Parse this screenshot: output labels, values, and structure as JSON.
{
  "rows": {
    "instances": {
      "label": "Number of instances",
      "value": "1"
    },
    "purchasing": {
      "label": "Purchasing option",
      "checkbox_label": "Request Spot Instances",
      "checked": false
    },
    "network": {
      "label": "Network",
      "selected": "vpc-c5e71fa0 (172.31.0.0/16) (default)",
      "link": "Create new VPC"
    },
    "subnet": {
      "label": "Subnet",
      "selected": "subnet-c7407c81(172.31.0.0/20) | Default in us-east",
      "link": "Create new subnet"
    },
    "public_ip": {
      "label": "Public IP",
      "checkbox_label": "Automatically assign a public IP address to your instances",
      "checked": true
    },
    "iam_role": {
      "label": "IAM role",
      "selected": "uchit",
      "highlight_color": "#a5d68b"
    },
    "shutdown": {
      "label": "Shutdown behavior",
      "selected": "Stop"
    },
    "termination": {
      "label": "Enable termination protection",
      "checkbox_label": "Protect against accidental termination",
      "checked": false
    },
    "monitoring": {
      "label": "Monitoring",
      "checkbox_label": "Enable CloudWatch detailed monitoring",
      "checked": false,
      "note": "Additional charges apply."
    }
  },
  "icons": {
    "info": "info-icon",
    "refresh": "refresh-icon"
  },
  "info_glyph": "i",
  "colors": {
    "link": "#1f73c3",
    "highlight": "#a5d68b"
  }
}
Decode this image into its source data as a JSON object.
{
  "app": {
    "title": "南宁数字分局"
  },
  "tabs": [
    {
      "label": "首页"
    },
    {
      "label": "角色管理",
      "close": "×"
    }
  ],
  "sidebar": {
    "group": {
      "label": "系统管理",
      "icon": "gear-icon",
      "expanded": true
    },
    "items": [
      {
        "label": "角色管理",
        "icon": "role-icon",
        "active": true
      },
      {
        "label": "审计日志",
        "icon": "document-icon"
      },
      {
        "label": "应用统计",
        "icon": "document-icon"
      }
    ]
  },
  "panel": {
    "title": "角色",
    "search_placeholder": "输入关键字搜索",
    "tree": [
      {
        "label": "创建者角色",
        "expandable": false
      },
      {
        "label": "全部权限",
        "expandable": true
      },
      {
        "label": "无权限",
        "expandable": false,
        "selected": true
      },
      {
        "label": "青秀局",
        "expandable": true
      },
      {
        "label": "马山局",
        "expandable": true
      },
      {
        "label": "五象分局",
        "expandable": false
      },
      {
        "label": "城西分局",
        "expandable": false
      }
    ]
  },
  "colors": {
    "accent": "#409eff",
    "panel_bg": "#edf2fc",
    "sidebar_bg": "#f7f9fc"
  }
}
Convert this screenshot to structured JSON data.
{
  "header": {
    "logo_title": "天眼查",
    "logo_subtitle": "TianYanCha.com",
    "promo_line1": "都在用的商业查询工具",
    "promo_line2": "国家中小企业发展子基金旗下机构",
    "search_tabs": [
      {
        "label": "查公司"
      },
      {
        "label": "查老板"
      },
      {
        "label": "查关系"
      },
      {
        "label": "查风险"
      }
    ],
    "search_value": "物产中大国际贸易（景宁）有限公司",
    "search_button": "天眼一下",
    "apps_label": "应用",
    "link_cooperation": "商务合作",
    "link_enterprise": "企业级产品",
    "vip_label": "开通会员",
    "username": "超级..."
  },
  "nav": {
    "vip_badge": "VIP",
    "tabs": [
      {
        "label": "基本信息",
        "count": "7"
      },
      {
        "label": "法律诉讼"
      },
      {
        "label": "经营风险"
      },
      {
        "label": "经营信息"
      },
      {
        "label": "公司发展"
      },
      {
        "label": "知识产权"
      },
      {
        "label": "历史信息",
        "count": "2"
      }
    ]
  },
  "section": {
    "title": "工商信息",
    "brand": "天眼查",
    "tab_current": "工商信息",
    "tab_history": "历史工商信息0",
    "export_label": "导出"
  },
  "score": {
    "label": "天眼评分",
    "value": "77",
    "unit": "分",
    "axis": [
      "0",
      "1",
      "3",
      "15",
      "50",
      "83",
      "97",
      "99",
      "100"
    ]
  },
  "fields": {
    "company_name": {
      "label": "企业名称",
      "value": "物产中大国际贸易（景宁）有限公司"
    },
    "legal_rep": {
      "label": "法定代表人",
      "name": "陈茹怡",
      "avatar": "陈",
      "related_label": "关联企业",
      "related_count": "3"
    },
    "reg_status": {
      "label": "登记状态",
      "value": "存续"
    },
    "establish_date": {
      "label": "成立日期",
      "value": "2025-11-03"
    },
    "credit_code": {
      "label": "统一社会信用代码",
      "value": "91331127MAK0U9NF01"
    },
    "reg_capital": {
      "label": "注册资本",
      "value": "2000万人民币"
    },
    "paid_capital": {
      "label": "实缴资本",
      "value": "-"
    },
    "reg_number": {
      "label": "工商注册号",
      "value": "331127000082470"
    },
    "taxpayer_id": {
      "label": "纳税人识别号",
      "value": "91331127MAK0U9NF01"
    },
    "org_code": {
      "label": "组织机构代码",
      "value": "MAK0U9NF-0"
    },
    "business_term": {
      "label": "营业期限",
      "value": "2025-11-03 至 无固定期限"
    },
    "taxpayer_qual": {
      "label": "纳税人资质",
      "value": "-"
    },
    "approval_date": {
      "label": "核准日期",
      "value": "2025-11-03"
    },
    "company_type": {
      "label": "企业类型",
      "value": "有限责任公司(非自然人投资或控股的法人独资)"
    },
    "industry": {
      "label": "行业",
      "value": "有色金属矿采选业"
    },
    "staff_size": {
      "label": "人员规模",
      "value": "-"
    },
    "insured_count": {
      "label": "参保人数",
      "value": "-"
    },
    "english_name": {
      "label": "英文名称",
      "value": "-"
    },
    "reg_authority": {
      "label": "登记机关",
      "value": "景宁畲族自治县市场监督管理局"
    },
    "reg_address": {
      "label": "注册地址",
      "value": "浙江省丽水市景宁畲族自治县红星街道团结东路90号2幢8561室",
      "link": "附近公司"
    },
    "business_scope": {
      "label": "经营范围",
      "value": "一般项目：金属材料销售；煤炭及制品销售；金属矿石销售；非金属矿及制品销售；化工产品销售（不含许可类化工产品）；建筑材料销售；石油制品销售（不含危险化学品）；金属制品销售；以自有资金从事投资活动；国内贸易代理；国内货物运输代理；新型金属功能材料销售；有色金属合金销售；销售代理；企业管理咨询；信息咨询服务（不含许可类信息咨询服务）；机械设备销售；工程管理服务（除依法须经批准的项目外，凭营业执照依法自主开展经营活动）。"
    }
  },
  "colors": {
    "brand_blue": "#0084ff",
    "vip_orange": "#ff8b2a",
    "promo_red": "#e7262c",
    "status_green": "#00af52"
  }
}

#####

• **TASK DESCRIPTION**
Give back the whole listing, word for word.

• **SOLUTION**
Parse this screenshot: output labels, values, and structure as JSON.
{
  "rows": {
    "instances": {
      "label": "Number of instances",
      "value": "1"
    },
    "purchasing": {
      "label": "Purchasing option",
      "checkbox_label": "Request Spot Instances",
      "checked": false
    },
    "network": {
      "label": "Network",
      "selected": "vpc-c5e71fa0 (172.31.0.0/16) (default)",
      "link": "Create new VPC"
    },
    "subnet": {
      "label": "Subnet",
      "selected": "subnet-c7407c81(172.31.0.0/20) | Default in us-east",
      "link": "Create new subnet"
    },
    "public_ip": {
      "label": "Public IP",
      "checkbox_label": "Automatically assign a public IP address to your instances",
      "checked": true
    },
    "iam_role": {
      "label": "IAM role",
      "selected": "uchit",
      "highlight_color": "#a5d68b"
    },
    "shutdown": {
      "label": "Shutdown behavior",
      "selected": "Stop"
    },
    "termination": {
      "label": "Enable termination protection",
      "checkbox_label": "Protect against accidental termination",
      "checked": false
    },
    "monitoring": {
      "label": "Monitoring",
      "checkbox_label": "Enable CloudWatch detailed monitoring",
      "checked": false,
      "note": "Additional charges apply."
    }
  },
  "icons": {
    "info": "info-icon",
    "refresh": "refresh-icon"
  },
  "info_glyph": "i",
  "colors": {
    "link": "#1f73c3",
    "highlight": "#a5d68b"
  }
}
Decode this image into its source data as a JSON object.
{
  "app": {
    "title": "南宁数字分局"
  },
  "tabs": [
    {
      "label": "首页"
    },
    {
      "label": "角色管理",
      "close": "×"
    }
  ],
  "sidebar": {
    "group": {
      "label": "系统管理",
      "icon": "gear-icon",
      "expanded": true
    },
    "items": [
      {
        "label": "角色管理",
        "icon": "role-icon",
        "active": true
      },
      {
        "label": "审计日志",
        "icon": "document-icon"
      },
      {
        "label": "应用统计",
        "icon": "document-icon"
      }
    ]
  },
  "panel": {
    "title": "角色",
    "search_placeholder": "输入关键字搜索",
    "tree": [
      {
        "label": "创建者角色",
        "expandable": false
      },
      {
        "label": "全部权限",
        "expandable": true
      },
      {
        "label": "无权限",
        "expandable": false,
        "selected": true
      },
      {
        "label": "青秀局",
        "expandable": true
      },
      {
        "label": "马山局",
        "expandable": true
      },
      {
        "label": "五象分局",
        "expandable": false
      },
      {
        "label": "城西分局",
        "expandable": false
      }
    ]
  },
  "colors": {
    "accent": "#409eff",
    "panel_bg": "#edf2fc",
    "sidebar_bg": "#f7f9fc"
  }
}
Convert this screenshot to structured JSON data.
{
  "header": {
    "logo_title": "天眼查",
    "logo_subtitle": "TianYanCha.com",
    "promo_line1": "都在用的商业查询工具",
    "promo_line2": "国家中小企业发展子基金旗下机构",
    "search_tabs": [
      {
        "label": "查公司"
      },
      {
        "label": "查老板"
      },
      {
        "label": "查关系"
      },
      {
        "label": "查风险"
      }
    ],
    "search_value": "物产中大国际贸易（景宁）有限公司",
    "search_button": "天眼一下",
    "apps_label": "应用",
    "link_cooperation": "商务合作",
    "link_enterprise": "企业级产品",
    "vip_label": "开通会员",
    "username": "超级..."
  },
  "nav": {
    "vip_badge": "VIP",
    "tabs": [
      {
        "label": "基本信息",
        "count": "7"
      },
      {
        "label": "法律诉讼"
      },
      {
        "label": "经营风险"
      },
      {
        "label": "经营信息"
      },
      {
        "label": "公司发展"
      },
      {
        "label": "知识产权"
      },
      {
        "label": "历史信息",
        "count": "2"
      }
    ]
  },
  "section": {
    "title": "工商信息",
    "brand": "天眼查",
    "tab_current": "工商信息",
    "tab_history": "历史工商信息0",
    "export_label": "导出"
  },
  "score": {
    "label": "天眼评分",
    "value": "77",
    "unit": "分",
    "axis": [
      "0",
      "1",
      "3",
      "15",
      "50",
      "83",
      "97",
      "99",
      "100"
    ]
  },
  "fields": {
    "company_name": {
      "label": "企业名称",
      "value": "物产中大国际贸易（景宁）有限公司"
    },
    "legal_rep": {
      "label": "法定代表人",
      "name": "陈茹怡",
      "avatar": "陈",
      "related_label": "关联企业",
      "related_count": "3"
    },
    "reg_status": {
      "label": "登记状态",
      "value": "存续"
    },
    "establish_date": {
      "label": "成立日期",
      "value": "2025-11-03"
    },
    "credit_code": {
      "label": "统一社会信用代码",
      "value": "91331127MAK0U9NF01"
    },
    "reg_capital": {
      "label": "注册资本",
      "value": "2000万人民币"
    },
    "paid_capital": {
      "label": "实缴资本",
      "value": "-"
    },
    "reg_number": {
      "label": "工商注册号",
      "value": "331127000082470"
    },
    "taxpayer_id": {
      "label": "纳税人识别号",
      "value": "91331127MAK0U9NF01"
    },
    "org_code": {
      "label": "组织机构代码",
      "value": "MAK0U9NF-0"
    },
    "business_term": {
      "label": "营业期限",
      "value": "2025-11-03 至 无固定期限"
    },
    "taxpayer_qual": {
      "label": "纳税人资质",
      "value": "-"
    },
    "approval_date": {
      "label": "核准日期",
      "value": "2025-11-03"
    },
    "company_type": {
      "label": "企业类型",
      "value": "有限责任公司(非自然人投资或控股的法人独资)"
    },
    "industry": {
      "label": "行业",
      "value": "有色金属矿采选业"
    },
    "staff_size": {
      "label": "人员规模",
      "value": "-"
    },
    "insured_count": {
      "label": "参保人数",
      "value": "-"
    },
    "english_name": {
      "label": "英文名称",
      "value": "-"
    },
    "reg_authority": {
      "label": "登记机关",
      "value": "景宁畲族自治县市场监督管理局"
    },
    "reg_address": {
      "label": "注册地址",
      "value": "浙江省丽水市景宁畲族自治县红星街道团结东路90号2幢8561室",
      "link": "附近公司"
    },
    "business_scope": {
      "label": "经营范围",
      "value": "一般项目：金属材料销售；煤炭及制品销售；金属矿石销售；非金属矿及制品销售；化工产品销售（不含许可类化工产品）；建筑材料销售；石油制品销售（不含危险化学品）；金属制品销售；以自有资金从事投资活动；国内贸易代理；国内货物运输代理；新型金属功能材料销售；有色金属合金销售；销售代理；企业管理咨询；信息咨询服务（不含许可类信息咨询服务）；机械设备销售；工程管理服务（除依法须经批准的项目外，凭营业执照依法自主开展经营活动）。"
    }
  },
  "colors": {
    "brand_blue": "#0084ff",
    "vip_orange": "#ff8b2a",
    "promo_red": "#e7262c",
    "status_green": "#00af52"
  }
}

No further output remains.